WORK TO COMPLETE ▸
Every record here should be printed again exactly.

━━ SOURCE RECORDS

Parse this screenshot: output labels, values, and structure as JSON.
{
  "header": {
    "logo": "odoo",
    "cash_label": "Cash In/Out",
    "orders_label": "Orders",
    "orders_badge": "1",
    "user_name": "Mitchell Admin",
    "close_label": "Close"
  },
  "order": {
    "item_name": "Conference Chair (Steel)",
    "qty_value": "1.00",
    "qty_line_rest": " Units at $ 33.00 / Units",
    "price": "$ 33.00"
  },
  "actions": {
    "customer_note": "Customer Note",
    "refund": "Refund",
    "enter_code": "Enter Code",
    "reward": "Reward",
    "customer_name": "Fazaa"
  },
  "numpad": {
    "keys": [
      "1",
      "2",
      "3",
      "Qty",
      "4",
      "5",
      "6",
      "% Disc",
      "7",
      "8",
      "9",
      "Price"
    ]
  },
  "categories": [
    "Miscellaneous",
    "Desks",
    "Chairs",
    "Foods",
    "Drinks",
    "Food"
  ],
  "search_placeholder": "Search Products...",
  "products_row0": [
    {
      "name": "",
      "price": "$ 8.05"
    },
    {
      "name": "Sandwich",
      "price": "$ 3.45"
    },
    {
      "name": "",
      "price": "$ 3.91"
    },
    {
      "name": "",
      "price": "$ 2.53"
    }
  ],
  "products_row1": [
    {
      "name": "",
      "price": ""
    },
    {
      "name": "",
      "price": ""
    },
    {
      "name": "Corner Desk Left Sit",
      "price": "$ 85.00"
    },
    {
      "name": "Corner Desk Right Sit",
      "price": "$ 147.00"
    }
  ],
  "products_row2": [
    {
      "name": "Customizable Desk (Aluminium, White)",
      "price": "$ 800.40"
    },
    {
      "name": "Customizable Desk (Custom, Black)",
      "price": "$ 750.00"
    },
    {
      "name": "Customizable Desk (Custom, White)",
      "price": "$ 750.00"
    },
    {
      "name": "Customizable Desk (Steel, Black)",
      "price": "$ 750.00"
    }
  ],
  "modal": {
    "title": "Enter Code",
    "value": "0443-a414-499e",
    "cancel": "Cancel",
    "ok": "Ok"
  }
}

━━━━

RESULT OF THE TASK ▸
Parse this screenshot: output labels, values, and structure as JSON.
{
  "header": {
    "logo": "odoo",
    "cash_label": "Cash In/Out",
    "orders_label": "Orders",
    "orders_badge": "1",
    "user_name": "Mitchell Admin",
    "close_label": "Close"
  },
  "order": {
    "item_name": "Conference Chair (Steel)",
    "qty_value": "1.00",
    "qty_line_rest": " Units at $ 33.00 / Units",
    "price": "$ 33.00"
  },
  "actions": {
    "customer_note": "Customer Note",
    "refund": "Refund",
    "enter_code": "Enter Code",
    "reward": "Reward",
    "customer_name": "Fazaa"
  },
  "numpad": {
    "keys": [
      "1",
      "2",
      "3",
      "Qty",
      "4",
      "5",
      "6",
      "% Disc",
      "7",
      "8",
      "9",
      "Price"
    ]
  },
  "categories": [
    "Miscellaneous",
    "Desks",
    "Chairs",
    "Foods",
    "Drinks",
    "Food"
  ],
  "search_placeholder": "Search Products...",
  "products_row0": [
    {
      "name": "",
      "price": "$ 8.05"
    },
    {
      "name": "Sandwich",
      "price": "$ 3.45"
    },
    {
      "name": "",
      "price": "$ 3.91"
    },
    {
      "name": "",
      "price": "$ 2.53"
    }
  ],
  "products_row1": [
    {
      "name": "",
      "price": ""
    },
    {
      "name": "",
      "price": ""
    },
    {
      "name": "Corner Desk Left Sit",
      "price": "$ 85.00"
    },
    {
      "name": "Corner Desk Right Sit",
      "price": "$ 147.00"
    }
  ],
  "products_row2": [
    {
      "name": "Customizable Desk (Aluminium, White)",
      "price": "$ 800.40"
    },
    {
      "name": "Customizable Desk (Custom, Black)",
      "price": "$ 750.00"
    },
    {
      "name": "Customizable Desk (Custom, White)",
      "price": "$ 750.00"
    },
    {
      "name": "Customizable Desk (Steel, Black)",
      "price": "$ 750.00"
    }
  ],
  "modal": {
    "title": "Enter Code",
    "value": "0443-a414-499e",
    "cancel": "Cancel",
    "ok": "Ok"
  }
}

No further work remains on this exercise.